== RECORDS FOR THIS TASK ==
┌──

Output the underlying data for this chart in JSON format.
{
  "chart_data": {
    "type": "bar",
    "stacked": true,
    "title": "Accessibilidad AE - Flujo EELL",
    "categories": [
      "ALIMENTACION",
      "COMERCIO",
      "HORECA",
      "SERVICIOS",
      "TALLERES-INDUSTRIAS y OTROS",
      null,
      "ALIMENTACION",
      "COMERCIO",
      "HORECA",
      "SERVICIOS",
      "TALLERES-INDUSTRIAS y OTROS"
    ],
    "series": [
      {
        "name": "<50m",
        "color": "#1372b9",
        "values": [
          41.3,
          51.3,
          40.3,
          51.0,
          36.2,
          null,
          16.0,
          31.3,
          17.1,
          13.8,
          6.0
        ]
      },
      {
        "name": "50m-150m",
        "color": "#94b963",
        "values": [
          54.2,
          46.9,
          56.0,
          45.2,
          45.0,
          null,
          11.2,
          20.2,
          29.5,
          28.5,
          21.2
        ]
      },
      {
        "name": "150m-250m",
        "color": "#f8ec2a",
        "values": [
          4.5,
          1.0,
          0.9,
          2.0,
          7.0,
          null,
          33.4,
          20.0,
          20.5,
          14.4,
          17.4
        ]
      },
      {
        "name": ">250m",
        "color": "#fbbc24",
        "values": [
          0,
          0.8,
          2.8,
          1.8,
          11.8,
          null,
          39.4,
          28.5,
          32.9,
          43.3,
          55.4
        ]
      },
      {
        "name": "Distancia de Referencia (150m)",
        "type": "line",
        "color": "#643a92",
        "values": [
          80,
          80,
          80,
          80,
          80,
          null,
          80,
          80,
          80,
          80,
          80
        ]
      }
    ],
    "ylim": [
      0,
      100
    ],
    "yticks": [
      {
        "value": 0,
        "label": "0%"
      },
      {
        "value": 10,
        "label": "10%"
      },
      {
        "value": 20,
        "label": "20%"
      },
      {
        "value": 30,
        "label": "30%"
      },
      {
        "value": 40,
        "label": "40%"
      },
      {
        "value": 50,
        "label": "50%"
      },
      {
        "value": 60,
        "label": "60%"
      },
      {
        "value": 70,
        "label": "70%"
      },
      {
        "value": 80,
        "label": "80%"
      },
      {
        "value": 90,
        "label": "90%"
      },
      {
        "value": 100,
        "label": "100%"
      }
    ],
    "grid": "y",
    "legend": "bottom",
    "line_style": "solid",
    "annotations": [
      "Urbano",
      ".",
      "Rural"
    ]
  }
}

└──

== WHAT IS EXPECTED ==
Each line above that includes "color" should be shown.

== SOLUTION BELOW ==
        "color": "#1372b9",
        "color": "#94b963",
        "color": "#f8ec2a",
        "color": "#fbbc24",
        "color": "#643a92",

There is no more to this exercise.